- [Directive]
Every entry that follows needs to be repeated exactly.

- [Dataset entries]
.....
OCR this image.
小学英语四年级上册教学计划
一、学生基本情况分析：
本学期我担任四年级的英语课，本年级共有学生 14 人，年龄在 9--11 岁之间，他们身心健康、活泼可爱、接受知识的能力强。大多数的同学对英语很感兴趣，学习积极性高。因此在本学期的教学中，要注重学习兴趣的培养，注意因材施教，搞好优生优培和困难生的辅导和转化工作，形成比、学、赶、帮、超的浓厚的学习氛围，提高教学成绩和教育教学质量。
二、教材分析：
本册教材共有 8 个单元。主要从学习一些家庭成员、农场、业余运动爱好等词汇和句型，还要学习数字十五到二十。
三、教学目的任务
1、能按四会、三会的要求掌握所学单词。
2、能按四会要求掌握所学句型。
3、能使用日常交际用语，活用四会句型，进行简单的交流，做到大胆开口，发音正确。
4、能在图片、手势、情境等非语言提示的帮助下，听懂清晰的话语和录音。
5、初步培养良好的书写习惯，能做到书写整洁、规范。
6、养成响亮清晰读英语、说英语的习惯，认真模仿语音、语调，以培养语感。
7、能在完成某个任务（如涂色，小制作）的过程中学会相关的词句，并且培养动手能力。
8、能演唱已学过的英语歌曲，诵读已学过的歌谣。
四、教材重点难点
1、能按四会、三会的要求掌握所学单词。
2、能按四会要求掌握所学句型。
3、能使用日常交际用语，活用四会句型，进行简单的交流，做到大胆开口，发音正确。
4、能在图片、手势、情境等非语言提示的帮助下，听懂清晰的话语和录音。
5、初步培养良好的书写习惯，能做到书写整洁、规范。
.....
- [Exercise result]
OCR this image.
小学英语四年级上册教学计划
一、学生基本情况分析：
本学期我担任四年级的英语课，本年级共有学生 14 人，年龄在 9--11 岁之间，他们身心健康、活泼可爱、接受知识的能力强。大多数的同学对英语很感兴趣，学习积极性高。因此在本学期的教学中，要注重学习兴趣的培养，注意因材施教，搞好优生优培和困难生的辅导和转化工作，形成比、学、赶、帮、超的浓厚的学习氛围，提高教学成绩和教育教学质量。
二、教材分析：
本册教材共有 8 个单元。主要从学习一些家庭成员、农场、业余运动爱好等词汇和句型，还要学习数字十五到二十。
三、教学目的任务
1、能按四会、三会的要求掌握所学单词。
2、能按四会要求掌握所学句型。
3、能使用日常交际用语，活用四会句型，进行简单的交流，做到大胆开口，发音正确。
4、能在图片、手势、情境等非语言提示的帮助下，听懂清晰的话语和录音。
5、初步培养良好的书写习惯，能做到书写整洁、规范。
6、养成响亮清晰读英语、说英语的习惯，认真模仿语音、语调，以培养语感。
7、能在完成某个任务（如涂色，小制作）的过程中学会相关的词句，并且培养动手能力。
8、能演唱已学过的英语歌曲，诵读已学过的歌谣。
四、教材重点难点
1、能按四会、三会的要求掌握所学单词。
2、能按四会要求掌握所学句型。
3、能使用日常交际用语，活用四会句型，进行简单的交流，做到大胆开口，发音正确。
4、能在图片、手势、情境等非语言提示的帮助下，听懂清晰的话语和录音。
5、初步培养良好的书写习惯，能做到书写整洁、规范。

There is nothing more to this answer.